*WHAT TO PRODUCE*. Extract all lines from the data beneath that include the word "learn".

*INPUT ROWS*.

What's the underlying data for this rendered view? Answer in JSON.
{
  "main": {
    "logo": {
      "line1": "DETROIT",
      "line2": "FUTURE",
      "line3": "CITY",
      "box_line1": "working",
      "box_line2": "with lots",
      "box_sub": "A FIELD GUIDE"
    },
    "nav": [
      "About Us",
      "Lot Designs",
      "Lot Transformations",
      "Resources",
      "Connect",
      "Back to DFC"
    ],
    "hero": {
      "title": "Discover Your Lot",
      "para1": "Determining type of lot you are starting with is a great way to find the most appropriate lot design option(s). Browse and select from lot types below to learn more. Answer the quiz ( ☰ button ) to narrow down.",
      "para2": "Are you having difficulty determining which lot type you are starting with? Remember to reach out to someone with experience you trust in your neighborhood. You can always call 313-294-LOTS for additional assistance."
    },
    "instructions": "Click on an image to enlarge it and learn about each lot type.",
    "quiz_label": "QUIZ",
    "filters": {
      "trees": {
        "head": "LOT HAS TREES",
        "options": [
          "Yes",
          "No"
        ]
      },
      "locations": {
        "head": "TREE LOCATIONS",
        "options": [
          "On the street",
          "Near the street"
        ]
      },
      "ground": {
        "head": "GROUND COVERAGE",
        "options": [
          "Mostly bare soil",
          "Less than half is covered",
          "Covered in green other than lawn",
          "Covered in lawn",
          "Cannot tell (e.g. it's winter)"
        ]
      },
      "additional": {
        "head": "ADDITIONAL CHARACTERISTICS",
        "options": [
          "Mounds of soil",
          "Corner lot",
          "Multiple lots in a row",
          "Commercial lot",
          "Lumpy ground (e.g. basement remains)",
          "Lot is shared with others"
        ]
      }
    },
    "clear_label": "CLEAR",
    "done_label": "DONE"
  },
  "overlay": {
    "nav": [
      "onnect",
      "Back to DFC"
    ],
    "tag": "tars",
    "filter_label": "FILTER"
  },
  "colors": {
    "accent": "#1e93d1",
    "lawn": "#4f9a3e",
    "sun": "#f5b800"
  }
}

*REPLY TO THE TASK*.
      "para1": "Determining type of lot you are starting with is a great way to find the most appropriate lot design option(s). Browse and select from lot types below to learn more. Answer the quiz ( ☰ button ) to narrow down.",
    "instructions": "Click on an image to enlarge it and learn about each lot type.",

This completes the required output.